The request: Rewrite the data lines between the one holding "article-item[interactable]: 【抗击疫情】南宁人社这些事项恢复，这些活动暂停！哪些事可... 持续更新" and the one holding "1651, 665, 1749)", inclusive, replacing "battery-icon" with "battery-indicator" and leaving everything else unchanged. Return only those lines.

Data for the task:
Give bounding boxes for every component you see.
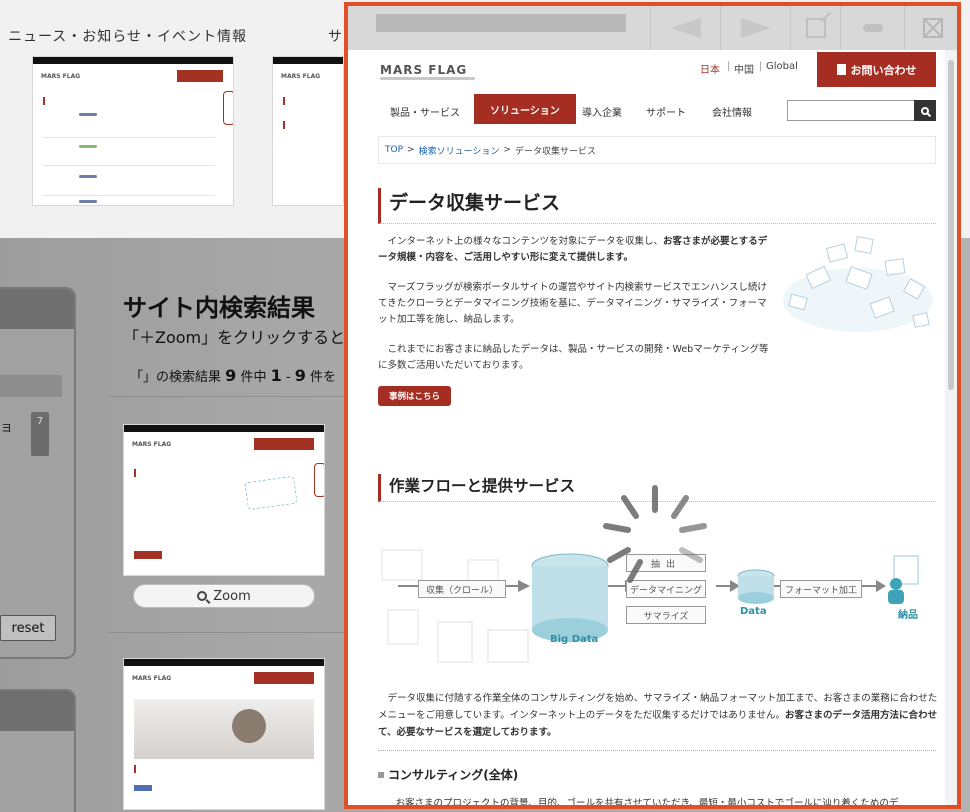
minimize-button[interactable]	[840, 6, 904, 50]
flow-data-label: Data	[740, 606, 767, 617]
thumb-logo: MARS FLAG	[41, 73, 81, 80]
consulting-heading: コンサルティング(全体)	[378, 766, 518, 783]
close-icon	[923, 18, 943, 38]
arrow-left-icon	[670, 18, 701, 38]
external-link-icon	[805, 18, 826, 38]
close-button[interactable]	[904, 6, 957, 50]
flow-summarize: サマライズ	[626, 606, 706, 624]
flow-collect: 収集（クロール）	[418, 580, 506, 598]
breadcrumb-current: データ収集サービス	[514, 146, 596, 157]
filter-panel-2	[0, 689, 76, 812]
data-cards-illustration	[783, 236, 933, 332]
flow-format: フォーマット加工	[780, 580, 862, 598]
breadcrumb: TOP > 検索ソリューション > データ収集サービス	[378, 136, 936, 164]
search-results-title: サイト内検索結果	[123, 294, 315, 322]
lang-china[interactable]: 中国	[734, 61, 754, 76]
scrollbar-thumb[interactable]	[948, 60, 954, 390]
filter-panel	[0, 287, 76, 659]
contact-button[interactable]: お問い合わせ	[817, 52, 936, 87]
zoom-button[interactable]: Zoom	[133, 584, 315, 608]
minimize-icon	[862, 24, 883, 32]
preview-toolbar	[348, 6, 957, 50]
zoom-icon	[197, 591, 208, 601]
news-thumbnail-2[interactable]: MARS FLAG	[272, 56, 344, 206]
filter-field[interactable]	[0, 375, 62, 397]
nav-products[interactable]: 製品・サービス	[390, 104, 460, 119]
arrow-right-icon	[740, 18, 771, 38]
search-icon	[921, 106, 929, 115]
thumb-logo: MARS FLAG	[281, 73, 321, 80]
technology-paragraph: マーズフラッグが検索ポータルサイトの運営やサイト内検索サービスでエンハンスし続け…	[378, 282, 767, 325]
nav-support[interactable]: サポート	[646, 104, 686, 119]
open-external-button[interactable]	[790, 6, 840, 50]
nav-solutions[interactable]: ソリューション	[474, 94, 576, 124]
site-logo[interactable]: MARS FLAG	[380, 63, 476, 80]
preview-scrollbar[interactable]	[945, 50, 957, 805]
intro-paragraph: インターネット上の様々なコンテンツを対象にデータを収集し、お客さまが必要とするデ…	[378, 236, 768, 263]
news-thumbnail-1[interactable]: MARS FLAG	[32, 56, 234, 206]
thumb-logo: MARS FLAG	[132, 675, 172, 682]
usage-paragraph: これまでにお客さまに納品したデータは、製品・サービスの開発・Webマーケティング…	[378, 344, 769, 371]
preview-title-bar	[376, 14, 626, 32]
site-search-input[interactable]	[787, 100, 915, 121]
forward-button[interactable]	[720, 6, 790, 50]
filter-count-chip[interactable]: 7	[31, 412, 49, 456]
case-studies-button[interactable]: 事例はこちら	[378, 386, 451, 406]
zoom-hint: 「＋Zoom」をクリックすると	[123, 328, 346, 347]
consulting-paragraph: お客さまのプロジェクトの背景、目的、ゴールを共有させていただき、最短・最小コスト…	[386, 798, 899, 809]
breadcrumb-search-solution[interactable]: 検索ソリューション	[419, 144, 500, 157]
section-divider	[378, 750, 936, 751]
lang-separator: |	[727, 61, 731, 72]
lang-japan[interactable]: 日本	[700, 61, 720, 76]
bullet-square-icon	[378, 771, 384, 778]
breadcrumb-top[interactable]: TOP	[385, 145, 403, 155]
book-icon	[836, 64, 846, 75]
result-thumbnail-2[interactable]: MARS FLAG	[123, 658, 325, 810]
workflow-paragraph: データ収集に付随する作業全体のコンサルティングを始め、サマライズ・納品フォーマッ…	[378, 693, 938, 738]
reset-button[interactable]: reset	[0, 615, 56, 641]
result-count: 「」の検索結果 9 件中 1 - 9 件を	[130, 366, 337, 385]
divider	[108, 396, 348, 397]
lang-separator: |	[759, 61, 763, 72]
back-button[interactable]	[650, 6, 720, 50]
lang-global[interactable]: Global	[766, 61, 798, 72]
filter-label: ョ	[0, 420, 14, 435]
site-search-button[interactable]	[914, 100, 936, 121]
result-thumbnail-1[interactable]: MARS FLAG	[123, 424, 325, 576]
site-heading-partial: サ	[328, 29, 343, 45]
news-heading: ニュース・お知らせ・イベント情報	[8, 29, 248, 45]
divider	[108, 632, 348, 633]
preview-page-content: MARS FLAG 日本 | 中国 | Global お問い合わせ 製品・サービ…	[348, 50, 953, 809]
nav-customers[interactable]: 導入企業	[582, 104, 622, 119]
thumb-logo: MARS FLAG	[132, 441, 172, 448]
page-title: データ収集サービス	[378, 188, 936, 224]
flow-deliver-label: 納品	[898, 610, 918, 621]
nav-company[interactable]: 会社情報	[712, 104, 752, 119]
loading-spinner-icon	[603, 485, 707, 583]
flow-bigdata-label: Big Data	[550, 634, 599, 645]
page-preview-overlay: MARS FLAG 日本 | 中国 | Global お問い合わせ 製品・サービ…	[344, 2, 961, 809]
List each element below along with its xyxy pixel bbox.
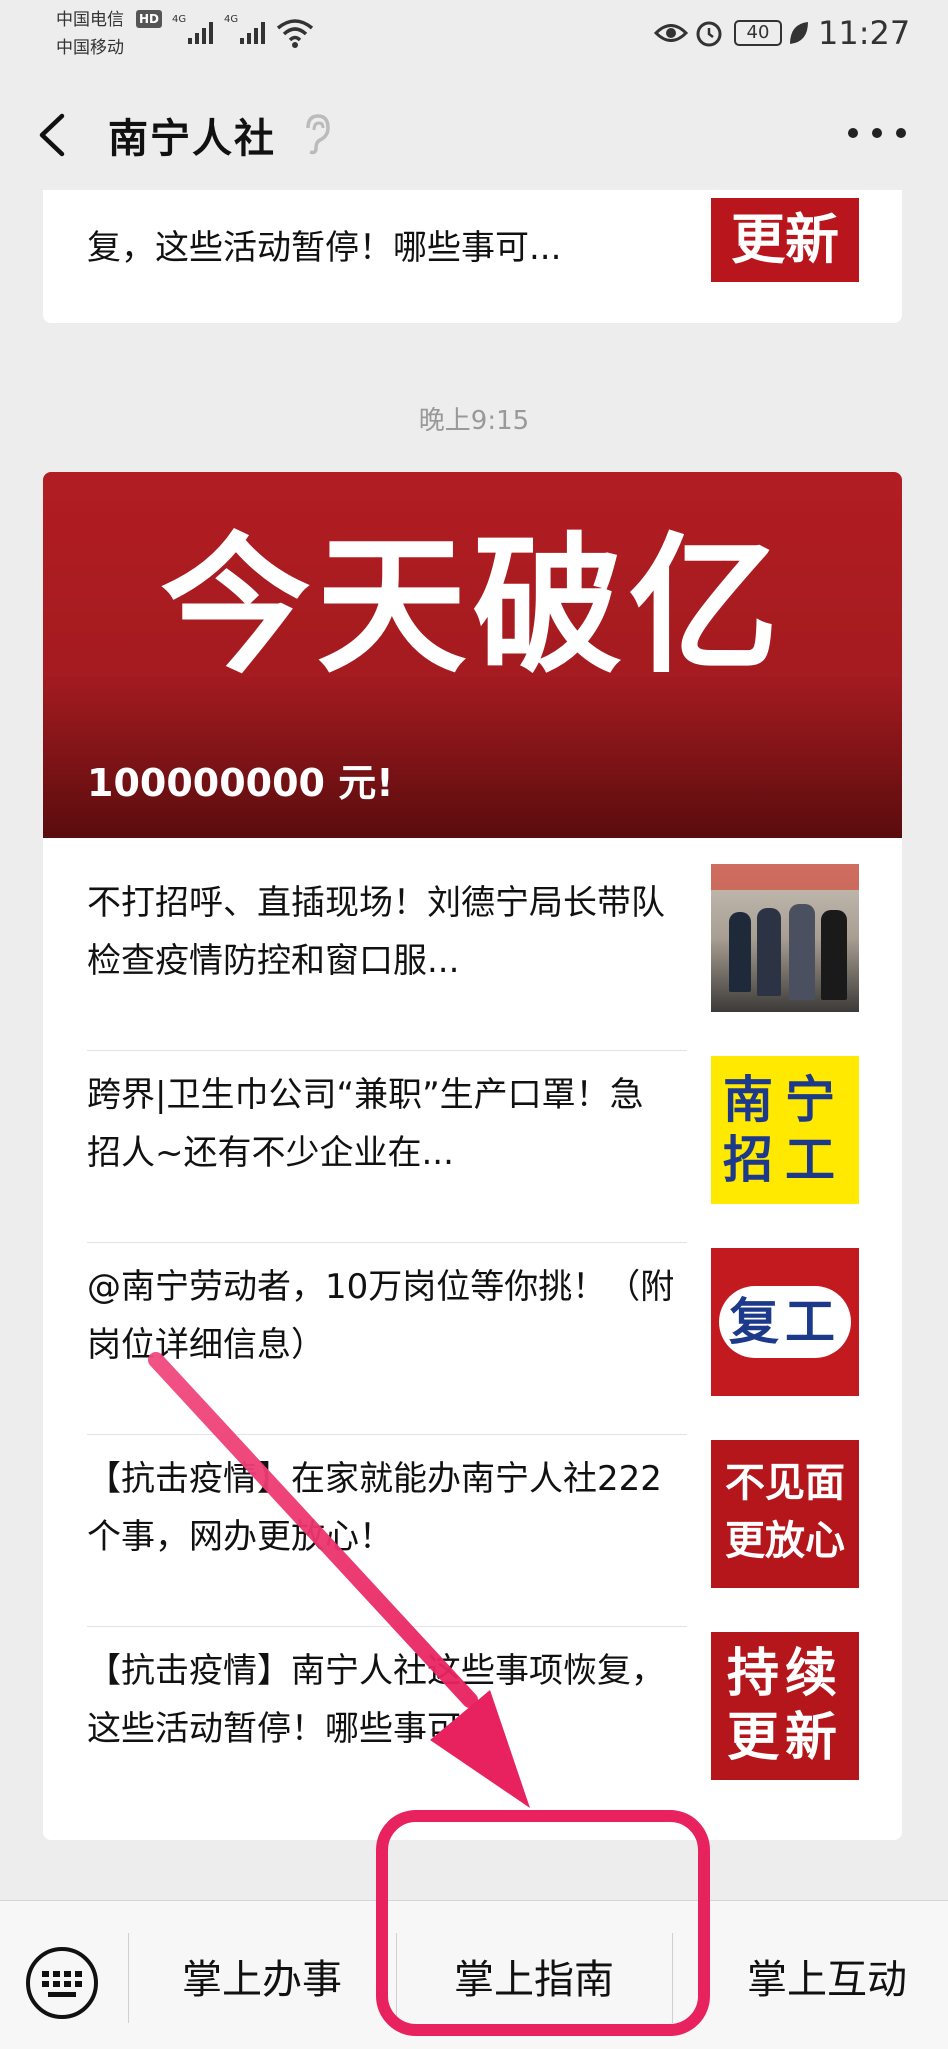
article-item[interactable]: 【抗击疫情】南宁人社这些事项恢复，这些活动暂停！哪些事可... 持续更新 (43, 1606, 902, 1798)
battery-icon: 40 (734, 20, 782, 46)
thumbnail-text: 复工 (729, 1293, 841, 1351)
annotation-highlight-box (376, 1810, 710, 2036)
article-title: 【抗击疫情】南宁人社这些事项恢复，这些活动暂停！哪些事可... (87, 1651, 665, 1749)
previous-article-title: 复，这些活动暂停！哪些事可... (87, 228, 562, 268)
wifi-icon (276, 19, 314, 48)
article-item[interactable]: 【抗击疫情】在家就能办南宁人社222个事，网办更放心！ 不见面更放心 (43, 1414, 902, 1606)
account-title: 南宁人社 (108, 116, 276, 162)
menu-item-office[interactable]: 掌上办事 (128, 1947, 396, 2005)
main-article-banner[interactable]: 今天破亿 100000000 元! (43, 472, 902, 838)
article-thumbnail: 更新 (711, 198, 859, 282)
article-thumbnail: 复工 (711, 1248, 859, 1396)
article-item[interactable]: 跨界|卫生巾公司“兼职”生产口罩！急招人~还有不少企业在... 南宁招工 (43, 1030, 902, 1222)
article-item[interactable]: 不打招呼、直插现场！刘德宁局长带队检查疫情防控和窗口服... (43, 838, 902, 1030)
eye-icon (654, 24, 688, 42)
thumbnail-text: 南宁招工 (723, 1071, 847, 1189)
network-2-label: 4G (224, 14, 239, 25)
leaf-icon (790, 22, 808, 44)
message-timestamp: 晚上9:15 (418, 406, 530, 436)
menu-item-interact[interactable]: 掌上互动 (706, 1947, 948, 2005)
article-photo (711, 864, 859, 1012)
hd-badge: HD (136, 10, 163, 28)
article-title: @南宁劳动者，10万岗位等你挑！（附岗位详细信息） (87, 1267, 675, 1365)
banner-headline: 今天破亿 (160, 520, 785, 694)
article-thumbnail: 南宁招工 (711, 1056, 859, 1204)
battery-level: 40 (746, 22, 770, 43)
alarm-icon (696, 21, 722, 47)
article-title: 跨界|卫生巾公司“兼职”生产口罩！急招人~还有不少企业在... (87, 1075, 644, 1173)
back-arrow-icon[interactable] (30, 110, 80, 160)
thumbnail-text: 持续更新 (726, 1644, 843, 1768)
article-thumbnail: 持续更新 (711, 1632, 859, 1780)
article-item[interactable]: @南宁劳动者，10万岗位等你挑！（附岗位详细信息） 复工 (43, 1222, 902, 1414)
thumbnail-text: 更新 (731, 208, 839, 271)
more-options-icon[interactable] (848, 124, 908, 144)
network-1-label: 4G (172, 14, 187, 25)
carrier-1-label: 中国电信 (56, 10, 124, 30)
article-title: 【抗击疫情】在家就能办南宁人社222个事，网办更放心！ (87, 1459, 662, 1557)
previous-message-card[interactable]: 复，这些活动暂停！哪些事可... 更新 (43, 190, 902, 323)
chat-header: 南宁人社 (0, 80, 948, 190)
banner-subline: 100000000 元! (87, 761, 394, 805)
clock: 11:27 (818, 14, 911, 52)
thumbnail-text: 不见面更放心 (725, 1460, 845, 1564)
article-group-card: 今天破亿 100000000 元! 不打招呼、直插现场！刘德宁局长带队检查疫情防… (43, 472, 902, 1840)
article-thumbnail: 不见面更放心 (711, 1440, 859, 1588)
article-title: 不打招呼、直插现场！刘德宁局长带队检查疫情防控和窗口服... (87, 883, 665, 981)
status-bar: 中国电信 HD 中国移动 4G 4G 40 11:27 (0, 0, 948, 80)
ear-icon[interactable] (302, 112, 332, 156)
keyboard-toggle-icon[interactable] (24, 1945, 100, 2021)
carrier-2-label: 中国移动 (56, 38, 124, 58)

Task response:
article-item[interactable]: 【抗击疫情】南宁人社这些事项恢复，这些活动暂停！哪些事可... 持续更新 (43, 1606, 902, 1798)
battery-indicator: 40 (734, 20, 782, 46)
thumbnail-text: 复工 (729, 1293, 841, 1351)
annotation-highlight-box (376, 1810, 710, 2036)
article-title: 【抗击疫情】南宁人社这些事项恢复，这些活动暂停！哪些事可... (87, 1651, 665, 1749)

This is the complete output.